-- Records for this task start --
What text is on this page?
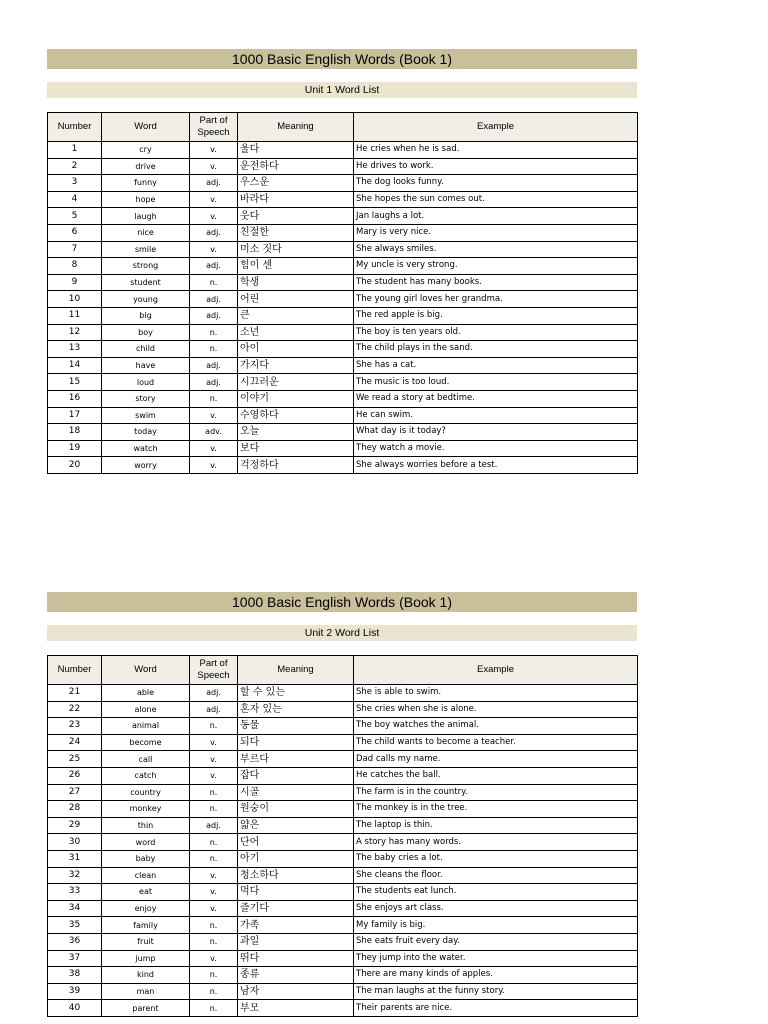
1000 Basic English Words (Book 1)
Unit 1 Word List
Number	Word	Part of Speech	Meaning	Example
1	cry	v.	울다	He cries when he is sad.
2	drive	v.	운전하다	He drives to work.
3	funny	adj.	우스운	The dog looks funny.
4	hope	v.	바라다	She hopes the sun comes out.
5	laugh	v.	웃다	Jan laughs a lot.
6	nice	adj.	친절한	Mary is very nice.
7	smile	v.	미소 짓다	She always smiles.
8	strong	adj.	힘이 센	My uncle is very strong.
9	student	n.	학생	The student has many books.
10	young	adj.	어린	The young girl loves her grandma.
11	big	adj.	큰	The red apple is big.
12	boy	n.	소년	The boy is ten years old.
13	child	n.	아이	The child plays in the sand.
14	have	adj.	가지다	She has a cat.
15	loud	adj.	시끄러운	The music is too loud.
16	story	n.	이야기	We read a story at bedtime.
17	swim	v.	수영하다	He can swim.
18	today	adv.	오늘	What day is it today?
19	watch	v.	보다	They watch a movie.
20	worry	v.	걱정하다	She always worries before a test.
1000 Basic English Words (Book 1)
Unit 2 Word List
Number	Word	Part of Speech	Meaning	Example
21	able	adj.	할 수 있는	She is able to swim.
22	alone	adj.	혼자 있는	She cries when she is alone.
23	animal	n.	동물	The boy watches the animal.
24	become	v.	되다	The child wants to become a teacher.
25	call	v.	부르다	Dad calls my name.
26	catch	v.	잡다	He catches the ball.
27	country	n.	시골	The farm is in the country.
28	monkey	n.	원숭이	The monkey is in the tree.
29	thin	adj.	얇은	The laptop is thin.
30	word	n.	단어	A story has many words.
31	baby	n.	아기	The baby cries a lot.
32	clean	v.	청소하다	She cleans the floor.
33	eat	v.	먹다	The students eat lunch.
34	enjoy	v.	즐기다	She enjoys art class.
35	family	n.	가족	My family is big.
36	fruit	n.	과일	She eats fruit every day.
37	jump	v.	뛰다	They jump into the water.
38	kind	n.	종류	There are many kinds of apples.
39	man	n.	남자	The man laughs at the funny story.
40	parent	n.	부모	Their parents are nice.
-- Records for this task end --
* [Short exercise]: Return each line with "always".

* [Written solution]:
7	smile	v.	미소 짓다	She always smiles.
20	worry	v.	걱정하다	She always worries before a test.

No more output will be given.